Study questions:
A) Answer the following from the passage on Egypt under el-Sisi, one line per answer:
(i) On what date did the military coup that brought Abdel Fattah el-Sisi to power take place?
(ii) Which organization does the passage quote on Egypt's human rights crisis?
(iii) How many arrests did Egyptian authorities acknowledge after the protests?
B) Proceed with the passage on Egypt under el-Sisi, picking up after its last sentence.

Since seizing power by means of a military coup d’état on July 3, 2013, Abdel Fattah el-Sisi has seen the installation of a repressive junta in Egypt. According to Human Rights Watch,
President Abdel Fattah al-Sisi’s government continues to oversee Egypt’s worst human rights crisis in decades and has escalated the use of counterterrorism laws to prosecute peaceful dissidents. The government… arrested scores of al-Sisi’s critics, including potential presidential candidates, ahead of the 2018 presidential elections that was held in an unfair and unfree environment. Police and the National Security Agency have systematically used torture and enforced disappearances. The government has sent thousands of civilians to military courts, undermined the judiciary’s independence, and executed dozens of people following flawed trials. The government continues to ban most forms of independent organization and peaceful assembly.
It is within this context that protests over corruption and austerity broke out on September 20, 2019, with more and more calls for President el-Sisi to step down. They protests were triggered by viral videos showing deeply entrenched corrupt practices by the el-Sisi regime. Since then “Egyptian authorities… arrested nearly 2,000 people in a sweeping nationwide crackdown. Authorities acknowledged only 1,000 arrests.”

Extracted information:
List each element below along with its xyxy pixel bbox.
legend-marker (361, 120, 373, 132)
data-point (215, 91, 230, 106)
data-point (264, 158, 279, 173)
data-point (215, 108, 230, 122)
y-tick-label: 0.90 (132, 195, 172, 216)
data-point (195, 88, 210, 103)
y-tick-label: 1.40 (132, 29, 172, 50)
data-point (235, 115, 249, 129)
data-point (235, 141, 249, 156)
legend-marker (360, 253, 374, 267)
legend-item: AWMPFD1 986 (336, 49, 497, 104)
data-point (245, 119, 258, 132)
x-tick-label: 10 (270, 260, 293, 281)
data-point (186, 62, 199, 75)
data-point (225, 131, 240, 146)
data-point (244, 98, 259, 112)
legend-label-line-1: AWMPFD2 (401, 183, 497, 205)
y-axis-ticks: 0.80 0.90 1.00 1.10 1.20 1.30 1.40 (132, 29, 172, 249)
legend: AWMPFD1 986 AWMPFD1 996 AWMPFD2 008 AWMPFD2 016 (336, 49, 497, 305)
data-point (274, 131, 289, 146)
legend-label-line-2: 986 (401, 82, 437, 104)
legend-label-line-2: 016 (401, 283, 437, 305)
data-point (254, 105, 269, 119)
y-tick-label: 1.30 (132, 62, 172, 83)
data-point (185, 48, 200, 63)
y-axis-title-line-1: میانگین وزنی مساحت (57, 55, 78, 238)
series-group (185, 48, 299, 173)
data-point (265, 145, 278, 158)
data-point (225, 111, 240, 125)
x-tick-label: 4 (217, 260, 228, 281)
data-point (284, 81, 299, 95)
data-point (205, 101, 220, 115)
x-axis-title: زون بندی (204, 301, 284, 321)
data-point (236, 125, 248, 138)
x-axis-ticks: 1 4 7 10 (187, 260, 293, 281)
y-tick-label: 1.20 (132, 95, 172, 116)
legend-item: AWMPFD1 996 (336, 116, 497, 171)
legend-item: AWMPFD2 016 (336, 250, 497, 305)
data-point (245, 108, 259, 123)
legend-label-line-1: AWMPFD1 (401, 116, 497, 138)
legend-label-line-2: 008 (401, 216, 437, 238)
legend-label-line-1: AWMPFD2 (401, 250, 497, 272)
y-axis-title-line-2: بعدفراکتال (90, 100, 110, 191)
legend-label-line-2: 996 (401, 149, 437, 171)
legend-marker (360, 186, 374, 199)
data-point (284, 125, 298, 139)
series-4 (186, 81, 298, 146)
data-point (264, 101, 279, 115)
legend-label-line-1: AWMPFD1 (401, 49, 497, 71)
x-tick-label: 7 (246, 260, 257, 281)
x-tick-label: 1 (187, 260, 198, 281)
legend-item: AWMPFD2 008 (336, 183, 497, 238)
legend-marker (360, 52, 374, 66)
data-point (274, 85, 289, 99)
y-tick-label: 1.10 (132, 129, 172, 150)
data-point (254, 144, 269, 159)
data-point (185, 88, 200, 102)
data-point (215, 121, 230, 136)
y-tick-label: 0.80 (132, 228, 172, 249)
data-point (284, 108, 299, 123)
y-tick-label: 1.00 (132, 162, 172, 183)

Results for each task:
A)
(i) July 3, 2013
(ii) Human Rights Watch
(iii) 1,000

B)
According to Human Rights Watch,
The authorities have blocked news and political websites and interrupted other internet services that protesters relied on to communicate and document government abuses. The authorities should pledge to respect the right to peaceful assembly by allowing protests, applying nonviolent means to respond before resorting to the use of force, and taking measures to prevent violence between opposing protesters. The government should release all those arrested solely for peacefully exercising their rights and should stop interfering with news sites and internet services.
“The government’s mass arrests and internet restrictions seem intended to scare Egyptians away from protesting and to leave them in the dark about what’s happening in the country,” said Sarah Leah Whitson, Middle East and North Africa director at Human Rights Watch. “The nationwide crackdown on protests suggests that President Abdel Fattah al-Sisi is terrified of Egyptians’ criticisms.”